[Figure record extracts]
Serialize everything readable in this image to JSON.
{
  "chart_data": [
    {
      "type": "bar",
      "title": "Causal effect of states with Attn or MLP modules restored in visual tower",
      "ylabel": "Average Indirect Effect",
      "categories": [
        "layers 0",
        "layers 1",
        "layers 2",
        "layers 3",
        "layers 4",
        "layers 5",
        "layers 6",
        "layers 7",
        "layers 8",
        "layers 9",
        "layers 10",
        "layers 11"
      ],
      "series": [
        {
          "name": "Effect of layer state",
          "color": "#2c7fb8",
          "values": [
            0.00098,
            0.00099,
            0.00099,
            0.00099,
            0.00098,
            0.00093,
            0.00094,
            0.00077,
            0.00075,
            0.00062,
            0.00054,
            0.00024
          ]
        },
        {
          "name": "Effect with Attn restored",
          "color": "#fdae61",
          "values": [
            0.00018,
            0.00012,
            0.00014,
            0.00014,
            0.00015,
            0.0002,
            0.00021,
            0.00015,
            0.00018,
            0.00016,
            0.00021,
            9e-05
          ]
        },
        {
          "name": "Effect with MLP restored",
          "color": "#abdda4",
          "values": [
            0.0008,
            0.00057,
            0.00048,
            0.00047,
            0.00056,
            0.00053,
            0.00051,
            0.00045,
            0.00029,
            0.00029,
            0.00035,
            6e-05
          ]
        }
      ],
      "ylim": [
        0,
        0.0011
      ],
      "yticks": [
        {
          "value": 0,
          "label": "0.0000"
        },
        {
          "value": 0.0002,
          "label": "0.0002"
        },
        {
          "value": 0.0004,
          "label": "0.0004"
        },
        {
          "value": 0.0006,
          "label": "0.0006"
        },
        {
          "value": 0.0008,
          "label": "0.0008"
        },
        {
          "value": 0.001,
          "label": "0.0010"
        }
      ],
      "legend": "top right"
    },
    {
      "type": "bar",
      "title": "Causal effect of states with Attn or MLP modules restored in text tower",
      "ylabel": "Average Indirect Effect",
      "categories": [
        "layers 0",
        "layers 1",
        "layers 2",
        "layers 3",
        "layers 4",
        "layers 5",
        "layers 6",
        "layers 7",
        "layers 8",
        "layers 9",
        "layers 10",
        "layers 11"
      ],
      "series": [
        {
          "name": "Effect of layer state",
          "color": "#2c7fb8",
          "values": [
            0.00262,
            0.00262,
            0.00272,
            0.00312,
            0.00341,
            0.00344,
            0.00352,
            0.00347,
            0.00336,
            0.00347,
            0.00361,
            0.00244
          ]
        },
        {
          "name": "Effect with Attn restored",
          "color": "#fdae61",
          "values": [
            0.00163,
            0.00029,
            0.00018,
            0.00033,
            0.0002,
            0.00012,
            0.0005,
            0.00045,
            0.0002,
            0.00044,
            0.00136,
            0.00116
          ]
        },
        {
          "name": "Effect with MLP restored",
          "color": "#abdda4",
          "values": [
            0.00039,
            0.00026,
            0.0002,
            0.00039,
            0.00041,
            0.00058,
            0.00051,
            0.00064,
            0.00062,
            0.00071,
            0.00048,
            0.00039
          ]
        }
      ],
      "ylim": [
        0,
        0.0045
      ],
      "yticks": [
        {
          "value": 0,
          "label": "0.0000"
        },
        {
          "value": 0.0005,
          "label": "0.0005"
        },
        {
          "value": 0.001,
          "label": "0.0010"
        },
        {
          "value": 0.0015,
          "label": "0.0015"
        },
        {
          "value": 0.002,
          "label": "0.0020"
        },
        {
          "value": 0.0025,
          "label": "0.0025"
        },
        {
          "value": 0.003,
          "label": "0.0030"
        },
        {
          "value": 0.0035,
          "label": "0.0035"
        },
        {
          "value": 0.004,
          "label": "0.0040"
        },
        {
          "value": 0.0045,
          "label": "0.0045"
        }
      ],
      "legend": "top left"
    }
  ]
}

- Exercise prompt: Write the material out again in its entirety, exactly as shown.

- Solution for this exercise:
Serialize everything readable in this image to JSON.
{
  "chart_data": [
    {
      "type": "bar",
      "title": "Causal effect of states with Attn or MLP modules restored in visual tower",
      "ylabel": "Average Indirect Effect",
      "categories": [
        "layers 0",
        "layers 1",
        "layers 2",
        "layers 3",
        "layers 4",
        "layers 5",
        "layers 6",
        "layers 7",
        "layers 8",
        "layers 9",
        "layers 10",
        "layers 11"
      ],
      "series": [
        {
          "name": "Effect of layer state",
          "color": "#2c7fb8",
          "values": [
            0.00098,
            0.00099,
            0.00099,
            0.00099,
            0.00098,
            0.00093,
            0.00094,
            0.00077,
            0.00075,
            0.00062,
            0.00054,
            0.00024
          ]
        },
        {
          "name": "Effect with Attn restored",
          "color": "#fdae61",
          "values": [
            0.00018,
            0.00012,
            0.00014,
            0.00014,
            0.00015,
            0.0002,
            0.00021,
            0.00015,
            0.00018,
            0.00016,
            0.00021,
            9e-05
          ]
        },
        {
          "name": "Effect with MLP restored",
          "color": "#abdda4",
          "values": [
            0.0008,
            0.00057,
            0.00048,
            0.00047,
            0.00056,
            0.00053,
            0.00051,
            0.00045,
            0.00029,
            0.00029,
            0.00035,
            6e-05
          ]
        }
      ],
      "ylim": [
        0,
        0.0011
      ],
      "yticks": [
        {
          "value": 0,
          "label": "0.0000"
        },
        {
          "value": 0.0002,
          "label": "0.0002"
        },
        {
          "value": 0.0004,
          "label": "0.0004"
        },
        {
          "value": 0.0006,
          "label": "0.0006"
        },
        {
          "value": 0.0008,
          "label": "0.0008"
        },
        {
          "value": 0.001,
          "label": "0.0010"
        }
      ],
      "legend": "top right"
    },
    {
      "type": "bar",
      "title": "Causal effect of states with Attn or MLP modules restored in text tower",
      "ylabel": "Average Indirect Effect",
      "categories": [
        "layers 0",
        "layers 1",
        "layers 2",
        "layers 3",
        "layers 4",
        "layers 5",
        "layers 6",
        "layers 7",
        "layers 8",
        "layers 9",
        "layers 10",
        "layers 11"
      ],
      "series": [
        {
          "name": "Effect of layer state",
          "color": "#2c7fb8",
          "values": [
            0.00262,
            0.00262,
            0.00272,
            0.00312,
            0.00341,
            0.00344,
            0.00352,
            0.00347,
            0.00336,
            0.00347,
            0.00361,
            0.00244
          ]
        },
        {
          "name": "Effect with Attn restored",
          "color": "#fdae61",
          "values": [
            0.00163,
            0.00029,
            0.00018,
            0.00033,
            0.0002,
            0.00012,
            0.0005,
            0.00045,
            0.0002,
            0.00044,
            0.00136,
            0.00116
          ]
        },
        {
          "name": "Effect with MLP restored",
          "color": "#abdda4",
          "values": [
            0.00039,
            0.00026,
            0.0002,
            0.00039,
            0.00041,
            0.00058,
            0.00051,
            0.00064,
            0.00062,
            0.00071,
            0.00048,
            0.00039
          ]
        }
      ],
      "ylim": [
        0,
        0.0045
      ],
      "yticks": [
        {
          "value": 0,
          "label": "0.0000"
        },
        {
          "value": 0.0005,
          "label": "0.0005"
        },
        {
          "value": 0.001,
          "label": "0.0010"
        },
        {
          "value": 0.0015,
          "label": "0.0015"
        },
        {
          "value": 0.002,
          "label": "0.0020"
        },
        {
          "value": 0.0025,
          "label": "0.0025"
        },
        {
          "value": 0.003,
          "label": "0.0030"
        },
        {
          "value": 0.0035,
          "label": "0.0035"
        },
        {
          "value": 0.004,
          "label": "0.0040"
        },
        {
          "value": 0.0045,
          "label": "0.0045"
        }
      ],
      "legend": "top left"
    }
  ]
}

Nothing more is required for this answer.